# Written request
Retype the complete listing exactly as it appears.

# Exercise data
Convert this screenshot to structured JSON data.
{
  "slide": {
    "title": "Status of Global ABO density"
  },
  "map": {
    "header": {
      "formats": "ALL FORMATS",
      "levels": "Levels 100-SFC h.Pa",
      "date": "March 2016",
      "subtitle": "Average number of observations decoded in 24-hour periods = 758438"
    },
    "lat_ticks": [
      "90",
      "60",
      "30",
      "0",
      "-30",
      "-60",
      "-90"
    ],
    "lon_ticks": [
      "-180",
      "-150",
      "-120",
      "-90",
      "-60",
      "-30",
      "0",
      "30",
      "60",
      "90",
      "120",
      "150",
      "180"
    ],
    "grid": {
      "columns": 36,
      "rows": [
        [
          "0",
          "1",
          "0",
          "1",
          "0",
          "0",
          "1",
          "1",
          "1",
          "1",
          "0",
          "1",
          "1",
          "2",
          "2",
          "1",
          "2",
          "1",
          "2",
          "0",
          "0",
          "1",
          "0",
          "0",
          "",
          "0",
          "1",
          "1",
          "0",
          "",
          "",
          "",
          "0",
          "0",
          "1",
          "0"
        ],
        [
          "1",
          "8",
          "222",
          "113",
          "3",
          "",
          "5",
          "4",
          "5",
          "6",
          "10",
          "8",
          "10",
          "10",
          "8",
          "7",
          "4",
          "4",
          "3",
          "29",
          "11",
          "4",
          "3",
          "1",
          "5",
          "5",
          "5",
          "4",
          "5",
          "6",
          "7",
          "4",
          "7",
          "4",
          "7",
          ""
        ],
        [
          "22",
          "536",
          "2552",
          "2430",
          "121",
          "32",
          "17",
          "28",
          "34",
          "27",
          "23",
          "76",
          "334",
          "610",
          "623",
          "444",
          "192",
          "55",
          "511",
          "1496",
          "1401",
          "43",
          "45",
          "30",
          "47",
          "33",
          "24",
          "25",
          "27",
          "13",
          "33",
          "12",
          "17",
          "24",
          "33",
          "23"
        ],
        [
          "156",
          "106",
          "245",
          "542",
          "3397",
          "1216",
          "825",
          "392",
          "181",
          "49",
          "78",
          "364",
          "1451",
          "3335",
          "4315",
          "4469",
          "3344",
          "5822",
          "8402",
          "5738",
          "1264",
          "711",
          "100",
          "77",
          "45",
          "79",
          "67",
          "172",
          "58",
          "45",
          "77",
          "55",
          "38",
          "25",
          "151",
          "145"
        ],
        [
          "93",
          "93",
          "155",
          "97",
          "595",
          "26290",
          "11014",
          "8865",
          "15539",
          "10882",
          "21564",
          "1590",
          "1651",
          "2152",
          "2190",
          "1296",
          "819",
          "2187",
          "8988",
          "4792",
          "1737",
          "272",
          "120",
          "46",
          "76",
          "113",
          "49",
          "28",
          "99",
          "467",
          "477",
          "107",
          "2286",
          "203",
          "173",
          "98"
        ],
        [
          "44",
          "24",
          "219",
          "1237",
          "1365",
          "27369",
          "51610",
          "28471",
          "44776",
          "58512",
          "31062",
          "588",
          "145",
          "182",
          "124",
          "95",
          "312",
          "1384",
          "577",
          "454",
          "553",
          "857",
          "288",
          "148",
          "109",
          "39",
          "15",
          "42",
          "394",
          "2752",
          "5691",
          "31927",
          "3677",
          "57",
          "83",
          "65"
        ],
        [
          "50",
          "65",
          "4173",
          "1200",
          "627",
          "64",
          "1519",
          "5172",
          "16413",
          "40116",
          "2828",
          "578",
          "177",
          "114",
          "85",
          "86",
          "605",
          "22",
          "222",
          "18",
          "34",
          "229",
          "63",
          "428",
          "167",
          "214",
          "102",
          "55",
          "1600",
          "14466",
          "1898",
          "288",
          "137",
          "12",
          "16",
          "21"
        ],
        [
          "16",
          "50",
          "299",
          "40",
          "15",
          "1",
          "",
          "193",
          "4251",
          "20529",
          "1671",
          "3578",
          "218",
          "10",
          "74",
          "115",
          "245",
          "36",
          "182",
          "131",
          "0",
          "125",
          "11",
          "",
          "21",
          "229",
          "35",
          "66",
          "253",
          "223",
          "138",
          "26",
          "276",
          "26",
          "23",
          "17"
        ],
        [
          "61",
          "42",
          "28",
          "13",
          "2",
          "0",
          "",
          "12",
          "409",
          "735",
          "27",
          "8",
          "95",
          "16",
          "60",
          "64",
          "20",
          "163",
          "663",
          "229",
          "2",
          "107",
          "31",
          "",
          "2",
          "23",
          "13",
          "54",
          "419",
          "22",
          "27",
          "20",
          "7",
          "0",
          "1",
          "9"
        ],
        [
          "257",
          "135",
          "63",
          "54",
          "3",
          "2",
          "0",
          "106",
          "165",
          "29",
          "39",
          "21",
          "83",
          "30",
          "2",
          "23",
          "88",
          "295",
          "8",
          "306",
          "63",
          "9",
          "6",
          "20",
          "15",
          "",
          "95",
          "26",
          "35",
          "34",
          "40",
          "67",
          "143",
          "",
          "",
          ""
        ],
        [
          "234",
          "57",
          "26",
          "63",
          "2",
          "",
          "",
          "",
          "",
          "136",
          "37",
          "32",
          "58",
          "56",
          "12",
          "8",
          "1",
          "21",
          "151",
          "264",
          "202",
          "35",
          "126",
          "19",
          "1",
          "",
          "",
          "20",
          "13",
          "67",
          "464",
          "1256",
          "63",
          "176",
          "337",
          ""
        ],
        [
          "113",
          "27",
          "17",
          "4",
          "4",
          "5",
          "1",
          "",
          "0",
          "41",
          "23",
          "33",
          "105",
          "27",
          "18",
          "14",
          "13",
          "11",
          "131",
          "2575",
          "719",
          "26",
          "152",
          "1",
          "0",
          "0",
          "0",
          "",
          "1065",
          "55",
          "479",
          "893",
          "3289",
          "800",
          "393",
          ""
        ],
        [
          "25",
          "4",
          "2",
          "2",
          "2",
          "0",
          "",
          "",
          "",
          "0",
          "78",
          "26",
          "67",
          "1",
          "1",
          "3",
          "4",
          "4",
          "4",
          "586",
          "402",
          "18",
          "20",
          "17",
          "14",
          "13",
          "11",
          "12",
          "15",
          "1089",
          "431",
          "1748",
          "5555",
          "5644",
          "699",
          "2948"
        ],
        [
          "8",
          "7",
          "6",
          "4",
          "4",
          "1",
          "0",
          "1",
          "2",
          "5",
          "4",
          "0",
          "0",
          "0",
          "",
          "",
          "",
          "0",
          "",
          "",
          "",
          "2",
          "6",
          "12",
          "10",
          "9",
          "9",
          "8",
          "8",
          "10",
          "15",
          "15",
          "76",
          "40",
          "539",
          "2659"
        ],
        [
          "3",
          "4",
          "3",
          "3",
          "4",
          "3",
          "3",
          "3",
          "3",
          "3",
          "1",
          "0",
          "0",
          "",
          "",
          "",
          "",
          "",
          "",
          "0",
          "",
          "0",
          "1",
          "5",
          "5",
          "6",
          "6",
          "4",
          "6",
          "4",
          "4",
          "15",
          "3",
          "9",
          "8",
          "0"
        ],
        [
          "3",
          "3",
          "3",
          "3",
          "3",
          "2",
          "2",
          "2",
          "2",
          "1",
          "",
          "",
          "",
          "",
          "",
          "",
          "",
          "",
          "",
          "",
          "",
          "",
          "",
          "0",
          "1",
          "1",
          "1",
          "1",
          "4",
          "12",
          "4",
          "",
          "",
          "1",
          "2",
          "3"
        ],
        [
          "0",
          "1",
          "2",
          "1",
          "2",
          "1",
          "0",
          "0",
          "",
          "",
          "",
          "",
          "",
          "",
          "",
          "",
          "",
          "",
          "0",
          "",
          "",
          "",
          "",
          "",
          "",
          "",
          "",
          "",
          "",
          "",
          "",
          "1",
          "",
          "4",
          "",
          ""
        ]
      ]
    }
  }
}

# Full response
Convert this screenshot to structured JSON data.
{
  "slide": {
    "title": "Status of Global ABO density"
  },
  "map": {
    "header": {
      "formats": "ALL FORMATS",
      "levels": "Levels 100-SFC h.Pa",
      "date": "March 2016",
      "subtitle": "Average number of observations decoded in 24-hour periods = 758438"
    },
    "lat_ticks": [
      "90",
      "60",
      "30",
      "0",
      "-30",
      "-60",
      "-90"
    ],
    "lon_ticks": [
      "-180",
      "-150",
      "-120",
      "-90",
      "-60",
      "-30",
      "0",
      "30",
      "60",
      "90",
      "120",
      "150",
      "180"
    ],
    "grid": {
      "columns": 36,
      "rows": [
        [
          "0",
          "1",
          "0",
          "1",
          "0",
          "0",
          "1",
          "1",
          "1",
          "1",
          "0",
          "1",
          "1",
          "2",
          "2",
          "1",
          "2",
          "1",
          "2",
          "0",
          "0",
          "1",
          "0",
          "0",
          "",
          "0",
          "1",
          "1",
          "0",
          "",
          "",
          "",
          "0",
          "0",
          "1",
          "0"
        ],
        [
          "1",
          "8",
          "222",
          "113",
          "3",
          "",
          "5",
          "4",
          "5",
          "6",
          "10",
          "8",
          "10",
          "10",
          "8",
          "7",
          "4",
          "4",
          "3",
          "29",
          "11",
          "4",
          "3",
          "1",
          "5",
          "5",
          "5",
          "4",
          "5",
          "6",
          "7",
          "4",
          "7",
          "4",
          "7",
          ""
        ],
        [
          "22",
          "536",
          "2552",
          "2430",
          "121",
          "32",
          "17",
          "28",
          "34",
          "27",
          "23",
          "76",
          "334",
          "610",
          "623",
          "444",
          "192",
          "55",
          "511",
          "1496",
          "1401",
          "43",
          "45",
          "30",
          "47",
          "33",
          "24",
          "25",
          "27",
          "13",
          "33",
          "12",
          "17",
          "24",
          "33",
          "23"
        ],
        [
          "156",
          "106",
          "245",
          "542",
          "3397",
          "1216",
          "825",
          "392",
          "181",
          "49",
          "78",
          "364",
          "1451",
          "3335",
          "4315",
          "4469",
          "3344",
          "5822",
          "8402",
          "5738",
          "1264",
          "711",
          "100",
          "77",
          "45",
          "79",
          "67",
          "172",
          "58",
          "45",
          "77",
          "55",
          "38",
          "25",
          "151",
          "145"
        ],
        [
          "93",
          "93",
          "155",
          "97",
          "595",
          "26290",
          "11014",
          "8865",
          "15539",
          "10882",
          "21564",
          "1590",
          "1651",
          "2152",
          "2190",
          "1296",
          "819",
          "2187",
          "8988",
          "4792",
          "1737",
          "272",
          "120",
          "46",
          "76",
          "113",
          "49",
          "28",
          "99",
          "467",
          "477",
          "107",
          "2286",
          "203",
          "173",
          "98"
        ],
        [
          "44",
          "24",
          "219",
          "1237",
          "1365",
          "27369",
          "51610",
          "28471",
          "44776",
          "58512",
          "31062",
          "588",
          "145",
          "182",
          "124",
          "95",
          "312",
          "1384",
          "577",
          "454",
          "553",
          "857",
          "288",
          "148",
          "109",
          "39",
          "15",
          "42",
          "394",
          "2752",
          "5691",
          "31927",
          "3677",
          "57",
          "83",
          "65"
        ],
        [
          "50",
          "65",
          "4173",
          "1200",
          "627",
          "64",
          "1519",
          "5172",
          "16413",
          "40116",
          "2828",
          "578",
          "177",
          "114",
          "85",
          "86",
          "605",
          "22",
          "222",
          "18",
          "34",
          "229",
          "63",
          "428",
          "167",
          "214",
          "102",
          "55",
          "1600",
          "14466",
          "1898",
          "288",
          "137",
          "12",
          "16",
          "21"
        ],
        [
          "16",
          "50",
          "299",
          "40",
          "15",
          "1",
          "",
          "193",
          "4251",
          "20529",
          "1671",
          "3578",
          "218",
          "10",
          "74",
          "115",
          "245",
          "36",
          "182",
          "131",
          "0",
          "125",
          "11",
          "",
          "21",
          "229",
          "35",
          "66",
          "253",
          "223",
          "138",
          "26",
          "276",
          "26",
          "23",
          "17"
        ],
        [
          "61",
          "42",
          "28",
          "13",
          "2",
          "0",
          "",
          "12",
          "409",
          "735",
          "27",
          "8",
          "95",
          "16",
          "60",
          "64",
          "20",
          "163",
          "663",
          "229",
          "2",
          "107",
          "31",
          "",
          "2",
          "23",
          "13",
          "54",
          "419",
          "22",
          "27",
          "20",
          "7",
          "0",
          "1",
          "9"
        ],
        [
          "257",
          "135",
          "63",
          "54",
          "3",
          "2",
          "0",
          "106",
          "165",
          "29",
          "39",
          "21",
          "83",
          "30",
          "2",
          "23",
          "88",
          "295",
          "8",
          "306",
          "63",
          "9",
          "6",
          "20",
          "15",
          "",
          "95",
          "26",
          "35",
          "34",
          "40",
          "67",
          "143",
          "",
          "",
          ""
        ],
        [
          "234",
          "57",
          "26",
          "63",
          "2",
          "",
          "",
          "",
          "",
          "136",
          "37",
          "32",
          "58",
          "56",
          "12",
          "8",
          "1",
          "21",
          "151",
          "264",
          "202",
          "35",
          "126",
          "19",
          "1",
          "",
          "",
          "20",
          "13",
          "67",
          "464",
          "1256",
          "63",
          "176",
          "337",
          ""
        ],
        [
          "113",
          "27",
          "17",
          "4",
          "4",
          "5",
          "1",
          "",
          "0",
          "41",
          "23",
          "33",
          "105",
          "27",
          "18",
          "14",
          "13",
          "11",
          "131",
          "2575",
          "719",
          "26",
          "152",
          "1",
          "0",
          "0",
          "0",
          "",
          "1065",
          "55",
          "479",
          "893",
          "3289",
          "800",
          "393",
          ""
        ],
        [
          "25",
          "4",
          "2",
          "2",
          "2",
          "0",
          "",
          "",
          "",
          "0",
          "78",
          "26",
          "67",
          "1",
          "1",
          "3",
          "4",
          "4",
          "4",
          "586",
          "402",
          "18",
          "20",
          "17",
          "14",
          "13",
          "11",
          "12",
          "15",
          "1089",
          "431",
          "1748",
          "5555",
          "5644",
          "699",
          "2948"
        ],
        [
          "8",
          "7",
          "6",
          "4",
          "4",
          "1",
          "0",
          "1",
          "2",
          "5",
          "4",
          "0",
          "0",
          "0",
          "",
          "",
          "",
          "0",
          "",
          "",
          "",
          "2",
          "6",
          "12",
          "10",
          "9",
          "9",
          "8",
          "8",
          "10",
          "15",
          "15",
          "76",
          "40",
          "539",
          "2659"
        ],
        [
          "3",
          "4",
          "3",
          "3",
          "4",
          "3",
          "3",
          "3",
          "3",
          "3",
          "1",
          "0",
          "0",
          "",
          "",
          "",
          "",
          "",
          "",
          "0",
          "",
          "0",
          "1",
          "5",
          "5",
          "6",
          "6",
          "4",
          "6",
          "4",
          "4",
          "15",
          "3",
          "9",
          "8",
          "0"
        ],
        [
          "3",
          "3",
          "3",
          "3",
          "3",
          "2",
          "2",
          "2",
          "2",
          "1",
          "",
          "",
          "",
          "",
          "",
          "",
          "",
          "",
          "",
          "",
          "",
          "",
          "",
          "0",
          "1",
          "1",
          "1",
          "1",
          "4",
          "12",
          "4",
          "",
          "",
          "1",
          "2",
          "3"
        ],
        [
          "0",
          "1",
          "2",
          "1",
          "2",
          "1",
          "0",
          "0",
          "",
          "",
          "",
          "",
          "",
          "",
          "",
          "",
          "",
          "",
          "0",
          "",
          "",
          "",
          "",
          "",
          "",
          "",
          "",
          "",
          "",
          "",
          "",
          "1",
          "",
          "4",
          "",
          ""
        ]
      ]
    }
  }
}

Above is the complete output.